**STATED TASK**: In the data below, find every line that has the string "capabilities", and copy it.

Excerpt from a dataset

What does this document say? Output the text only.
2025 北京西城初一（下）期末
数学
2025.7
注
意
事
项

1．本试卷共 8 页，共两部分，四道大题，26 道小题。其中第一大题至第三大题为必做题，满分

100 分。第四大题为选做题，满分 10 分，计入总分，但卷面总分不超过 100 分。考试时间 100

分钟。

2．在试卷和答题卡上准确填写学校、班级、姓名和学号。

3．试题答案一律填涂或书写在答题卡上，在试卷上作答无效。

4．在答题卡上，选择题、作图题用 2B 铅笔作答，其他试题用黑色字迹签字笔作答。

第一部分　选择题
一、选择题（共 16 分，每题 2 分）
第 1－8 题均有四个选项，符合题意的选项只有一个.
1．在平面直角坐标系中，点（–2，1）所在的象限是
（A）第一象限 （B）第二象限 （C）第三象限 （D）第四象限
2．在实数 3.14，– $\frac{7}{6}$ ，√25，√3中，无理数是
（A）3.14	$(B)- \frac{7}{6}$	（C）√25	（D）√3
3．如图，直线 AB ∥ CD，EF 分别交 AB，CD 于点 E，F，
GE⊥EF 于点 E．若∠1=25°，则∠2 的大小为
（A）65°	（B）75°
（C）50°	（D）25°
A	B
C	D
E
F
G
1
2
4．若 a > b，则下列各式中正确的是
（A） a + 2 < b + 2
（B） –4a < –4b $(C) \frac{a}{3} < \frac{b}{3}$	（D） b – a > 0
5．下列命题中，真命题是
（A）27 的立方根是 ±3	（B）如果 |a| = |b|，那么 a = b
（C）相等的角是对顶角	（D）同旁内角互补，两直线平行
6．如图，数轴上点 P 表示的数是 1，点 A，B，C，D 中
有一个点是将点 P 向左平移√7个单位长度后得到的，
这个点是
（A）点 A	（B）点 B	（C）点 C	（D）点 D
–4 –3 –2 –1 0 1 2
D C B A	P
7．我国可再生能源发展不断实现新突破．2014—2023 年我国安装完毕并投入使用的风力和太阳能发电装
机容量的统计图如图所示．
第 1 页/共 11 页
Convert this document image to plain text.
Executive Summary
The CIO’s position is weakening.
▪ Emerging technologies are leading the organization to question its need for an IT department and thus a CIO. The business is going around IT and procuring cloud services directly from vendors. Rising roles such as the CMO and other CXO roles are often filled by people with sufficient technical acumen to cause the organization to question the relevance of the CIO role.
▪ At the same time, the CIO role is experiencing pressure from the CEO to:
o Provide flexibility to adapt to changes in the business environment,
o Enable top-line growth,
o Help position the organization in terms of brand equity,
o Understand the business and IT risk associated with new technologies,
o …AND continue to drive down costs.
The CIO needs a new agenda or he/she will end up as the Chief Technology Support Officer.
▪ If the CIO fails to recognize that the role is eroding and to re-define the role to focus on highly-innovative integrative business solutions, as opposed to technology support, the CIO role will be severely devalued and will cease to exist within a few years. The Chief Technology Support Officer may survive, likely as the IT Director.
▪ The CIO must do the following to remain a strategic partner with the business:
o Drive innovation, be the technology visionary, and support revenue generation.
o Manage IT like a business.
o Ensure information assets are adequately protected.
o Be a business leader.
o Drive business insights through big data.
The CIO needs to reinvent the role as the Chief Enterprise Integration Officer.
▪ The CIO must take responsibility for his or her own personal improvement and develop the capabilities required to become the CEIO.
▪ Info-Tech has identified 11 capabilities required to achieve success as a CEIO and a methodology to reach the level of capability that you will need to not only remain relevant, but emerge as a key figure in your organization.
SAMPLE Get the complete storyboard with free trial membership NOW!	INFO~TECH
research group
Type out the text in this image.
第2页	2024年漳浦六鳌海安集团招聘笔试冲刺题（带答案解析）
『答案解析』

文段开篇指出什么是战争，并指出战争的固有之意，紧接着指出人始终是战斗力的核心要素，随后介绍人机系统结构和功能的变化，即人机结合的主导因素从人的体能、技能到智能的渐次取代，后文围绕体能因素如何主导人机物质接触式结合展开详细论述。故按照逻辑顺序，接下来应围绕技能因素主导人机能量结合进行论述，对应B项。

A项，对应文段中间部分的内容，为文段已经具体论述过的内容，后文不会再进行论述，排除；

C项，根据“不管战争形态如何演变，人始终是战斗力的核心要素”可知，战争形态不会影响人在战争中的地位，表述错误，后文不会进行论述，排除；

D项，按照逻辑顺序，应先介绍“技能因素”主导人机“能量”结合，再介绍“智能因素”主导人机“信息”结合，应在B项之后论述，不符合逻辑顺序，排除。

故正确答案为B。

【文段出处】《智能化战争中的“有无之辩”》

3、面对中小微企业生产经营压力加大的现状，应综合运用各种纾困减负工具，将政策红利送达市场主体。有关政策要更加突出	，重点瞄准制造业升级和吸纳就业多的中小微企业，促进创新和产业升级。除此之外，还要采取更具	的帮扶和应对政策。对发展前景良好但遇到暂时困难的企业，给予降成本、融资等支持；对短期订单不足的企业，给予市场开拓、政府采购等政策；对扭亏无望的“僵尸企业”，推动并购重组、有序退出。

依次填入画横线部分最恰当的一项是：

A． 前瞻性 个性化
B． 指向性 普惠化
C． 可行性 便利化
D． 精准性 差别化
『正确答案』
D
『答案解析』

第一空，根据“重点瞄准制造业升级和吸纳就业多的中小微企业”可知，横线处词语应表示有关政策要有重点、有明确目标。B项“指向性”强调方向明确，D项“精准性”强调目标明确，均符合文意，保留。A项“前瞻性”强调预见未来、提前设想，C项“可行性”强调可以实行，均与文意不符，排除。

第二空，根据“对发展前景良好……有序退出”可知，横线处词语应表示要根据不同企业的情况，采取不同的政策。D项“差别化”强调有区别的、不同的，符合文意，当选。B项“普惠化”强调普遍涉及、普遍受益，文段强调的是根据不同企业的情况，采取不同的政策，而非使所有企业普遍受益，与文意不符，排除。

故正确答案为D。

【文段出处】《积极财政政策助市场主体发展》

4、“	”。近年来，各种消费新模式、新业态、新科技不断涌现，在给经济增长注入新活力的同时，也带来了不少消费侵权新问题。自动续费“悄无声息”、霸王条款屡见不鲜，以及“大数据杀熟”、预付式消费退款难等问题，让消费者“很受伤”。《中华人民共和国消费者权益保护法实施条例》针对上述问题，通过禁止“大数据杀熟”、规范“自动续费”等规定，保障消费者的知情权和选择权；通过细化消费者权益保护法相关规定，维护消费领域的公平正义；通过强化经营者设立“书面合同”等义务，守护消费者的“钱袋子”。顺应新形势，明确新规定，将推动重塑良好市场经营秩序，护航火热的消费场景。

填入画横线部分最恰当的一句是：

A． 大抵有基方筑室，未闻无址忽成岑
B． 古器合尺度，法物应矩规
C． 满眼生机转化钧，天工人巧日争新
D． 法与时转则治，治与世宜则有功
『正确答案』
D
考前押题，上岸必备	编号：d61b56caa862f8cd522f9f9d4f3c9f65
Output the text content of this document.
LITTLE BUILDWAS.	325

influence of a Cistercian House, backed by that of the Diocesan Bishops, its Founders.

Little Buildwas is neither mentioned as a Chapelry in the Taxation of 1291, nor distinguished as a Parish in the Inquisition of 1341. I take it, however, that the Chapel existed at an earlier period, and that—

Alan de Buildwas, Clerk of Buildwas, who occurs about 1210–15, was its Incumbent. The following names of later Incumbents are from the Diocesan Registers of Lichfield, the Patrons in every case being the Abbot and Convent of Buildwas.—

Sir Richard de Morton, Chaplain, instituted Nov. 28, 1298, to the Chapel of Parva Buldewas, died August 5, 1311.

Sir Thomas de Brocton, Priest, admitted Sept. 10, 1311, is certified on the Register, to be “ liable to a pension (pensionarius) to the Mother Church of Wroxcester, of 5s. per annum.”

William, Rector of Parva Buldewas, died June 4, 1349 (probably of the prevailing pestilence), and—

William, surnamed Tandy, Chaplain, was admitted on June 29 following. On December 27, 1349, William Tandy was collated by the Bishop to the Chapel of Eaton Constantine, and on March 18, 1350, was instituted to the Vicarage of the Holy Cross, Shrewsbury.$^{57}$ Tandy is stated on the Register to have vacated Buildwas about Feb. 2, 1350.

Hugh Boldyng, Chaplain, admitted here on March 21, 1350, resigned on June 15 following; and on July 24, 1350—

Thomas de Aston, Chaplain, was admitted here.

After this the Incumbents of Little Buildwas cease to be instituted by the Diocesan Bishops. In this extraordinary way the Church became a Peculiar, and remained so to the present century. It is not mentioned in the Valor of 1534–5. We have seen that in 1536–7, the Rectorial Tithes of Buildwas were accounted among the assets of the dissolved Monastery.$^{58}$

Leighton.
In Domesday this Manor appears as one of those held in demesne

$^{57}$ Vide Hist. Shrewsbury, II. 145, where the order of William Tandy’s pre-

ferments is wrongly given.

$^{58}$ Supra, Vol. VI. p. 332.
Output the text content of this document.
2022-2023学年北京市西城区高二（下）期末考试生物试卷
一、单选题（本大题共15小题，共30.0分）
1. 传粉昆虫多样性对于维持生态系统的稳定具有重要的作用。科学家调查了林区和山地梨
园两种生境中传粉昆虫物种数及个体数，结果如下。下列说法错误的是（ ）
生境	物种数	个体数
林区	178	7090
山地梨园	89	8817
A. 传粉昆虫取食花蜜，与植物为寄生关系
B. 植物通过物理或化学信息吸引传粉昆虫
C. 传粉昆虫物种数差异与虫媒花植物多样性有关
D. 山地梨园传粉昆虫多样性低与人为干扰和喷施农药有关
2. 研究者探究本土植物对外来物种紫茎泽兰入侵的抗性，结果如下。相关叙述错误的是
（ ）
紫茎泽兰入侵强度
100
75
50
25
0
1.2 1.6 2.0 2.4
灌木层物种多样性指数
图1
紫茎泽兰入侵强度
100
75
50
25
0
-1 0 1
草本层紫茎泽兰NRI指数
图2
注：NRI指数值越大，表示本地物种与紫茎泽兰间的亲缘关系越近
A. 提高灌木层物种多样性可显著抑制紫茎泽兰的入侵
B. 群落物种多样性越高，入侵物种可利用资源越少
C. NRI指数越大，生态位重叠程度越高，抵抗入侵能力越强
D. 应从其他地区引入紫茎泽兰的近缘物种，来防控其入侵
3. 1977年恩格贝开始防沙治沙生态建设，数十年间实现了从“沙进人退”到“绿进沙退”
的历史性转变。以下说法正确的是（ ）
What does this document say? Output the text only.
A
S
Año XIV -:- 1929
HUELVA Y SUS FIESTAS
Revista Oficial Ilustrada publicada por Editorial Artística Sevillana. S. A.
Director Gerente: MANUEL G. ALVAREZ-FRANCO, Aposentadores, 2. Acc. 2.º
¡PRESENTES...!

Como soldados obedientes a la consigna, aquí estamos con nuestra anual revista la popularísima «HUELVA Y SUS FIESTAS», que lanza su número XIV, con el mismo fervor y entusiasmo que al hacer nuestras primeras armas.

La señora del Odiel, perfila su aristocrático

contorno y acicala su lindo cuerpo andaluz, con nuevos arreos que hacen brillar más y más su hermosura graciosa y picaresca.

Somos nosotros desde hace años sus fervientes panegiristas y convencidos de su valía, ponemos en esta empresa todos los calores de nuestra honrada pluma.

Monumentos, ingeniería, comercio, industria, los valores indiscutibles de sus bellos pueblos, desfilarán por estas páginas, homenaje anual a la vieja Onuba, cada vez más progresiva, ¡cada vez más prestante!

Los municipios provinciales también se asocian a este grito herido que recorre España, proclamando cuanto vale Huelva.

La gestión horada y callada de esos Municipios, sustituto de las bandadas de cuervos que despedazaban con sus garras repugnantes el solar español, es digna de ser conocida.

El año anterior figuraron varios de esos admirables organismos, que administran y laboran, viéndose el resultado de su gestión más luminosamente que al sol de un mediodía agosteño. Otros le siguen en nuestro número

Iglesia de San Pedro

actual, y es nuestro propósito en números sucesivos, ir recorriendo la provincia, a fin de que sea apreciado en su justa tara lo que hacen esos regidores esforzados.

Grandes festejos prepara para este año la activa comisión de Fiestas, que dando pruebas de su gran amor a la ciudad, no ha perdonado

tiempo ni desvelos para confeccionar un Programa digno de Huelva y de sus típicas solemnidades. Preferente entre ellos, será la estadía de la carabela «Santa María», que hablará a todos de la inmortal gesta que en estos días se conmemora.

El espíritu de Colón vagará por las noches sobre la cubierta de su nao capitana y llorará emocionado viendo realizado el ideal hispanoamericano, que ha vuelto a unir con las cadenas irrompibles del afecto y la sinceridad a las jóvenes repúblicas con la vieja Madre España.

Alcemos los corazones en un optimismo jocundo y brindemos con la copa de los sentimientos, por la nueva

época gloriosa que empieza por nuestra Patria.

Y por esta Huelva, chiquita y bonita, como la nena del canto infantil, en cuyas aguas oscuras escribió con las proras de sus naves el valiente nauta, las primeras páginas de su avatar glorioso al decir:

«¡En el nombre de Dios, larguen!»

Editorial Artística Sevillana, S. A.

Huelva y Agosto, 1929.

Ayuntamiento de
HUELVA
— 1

**RESULT OF THE EXERCISE**:
▪ The CIO must take responsibility for his or her own personal improvement and develop the capabilities required to become the CEIO.
▪ Info-Tech has identified 11 capabilities required to achieve success as a CEIO and a methodology to reach the level of capability that you will need to not only remain relevant, but emerge as a key figure in your organization.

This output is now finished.